Quoted text
----
Obviously, the NFL like everybody else is exploring digital rights for their properties, but they have been a very good partner to us. Yes, we pay them a lot of money as do some of the other networks, but it’s a great product and, yes, I absolutely believe that there are more deals coming our way when this one expires.

In light of the retransmission revenue that you have gotten over the years, do you regret not stepping up in 2010 to secure the rights to the Final Four every year?

This is the first year we don’t have the Final Four. I don’t feel good about it, but Turner has been an exceptionally good partner to us. When we made the deal with Turner, we were paying a lot of money for the rights for the NCAA tournament and we were losing a lot of money. Now we don’t lose money. Now we make a profit because of this partnership.

So if you had retained all of the rights, you believe you would have continued to lose money?

Absolutely. We were losing over $100 million a year. So, once again, it became an economic necessity to bring in a partner. As a result of that, they get the Final Four. So I will still be watching, although it will be on ch. 245 or 247 and not on ch. 2.

CBS has been highly skeptical of the next-generation broadcast standard ATSC 3.0 and has made that pretty clear at the NAB and in other forums. How come?

I don’t think that’s quite right, maybe a little skeptical. I am not a technology guy as you well know. Clearly, we are analyzing ASTC 3.0 as are a lot of our station groups. Obviously, Sinclair has led the way. Tegna is now in — and Media General. So affiliates with 28% of the U.S. homes are arguing that it will help broadcasters.
----
Set exercise A
From the interview, return the passage from "Obviously, the NFL" to "this one expires.", word for word.
Set exercise B
According to the interview, how much money was being lost each year on the NCAA tournament rights before the partnership with Turner?

Stored data
----
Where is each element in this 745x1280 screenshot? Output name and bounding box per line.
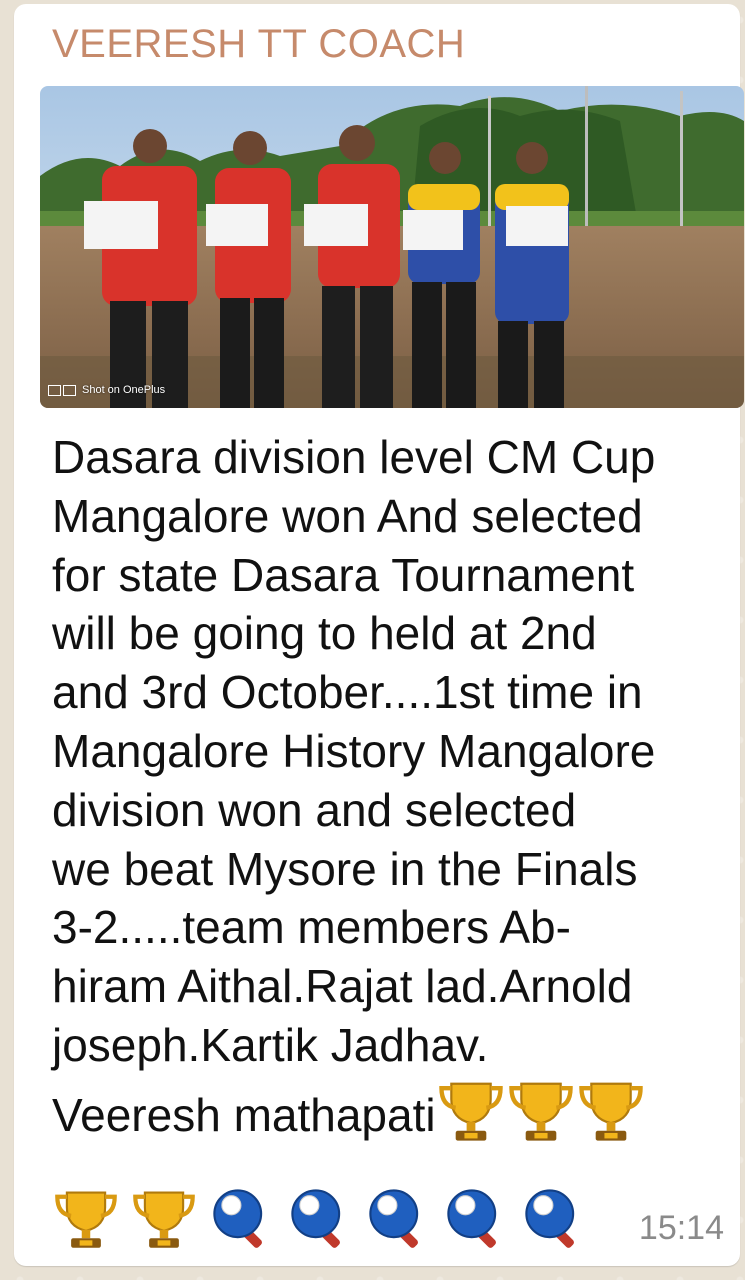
----
Problem solution A
Obviously, the NFL like everybody else is exploring digital rights for their properties, but they have been a very good partner to us. Yes, we pay them a lot of money as do some of the other networks, but it’s a great product and, yes, I absolutely believe that there are more deals coming our way when this one expires.

Problem solution B
Over $100 million a year.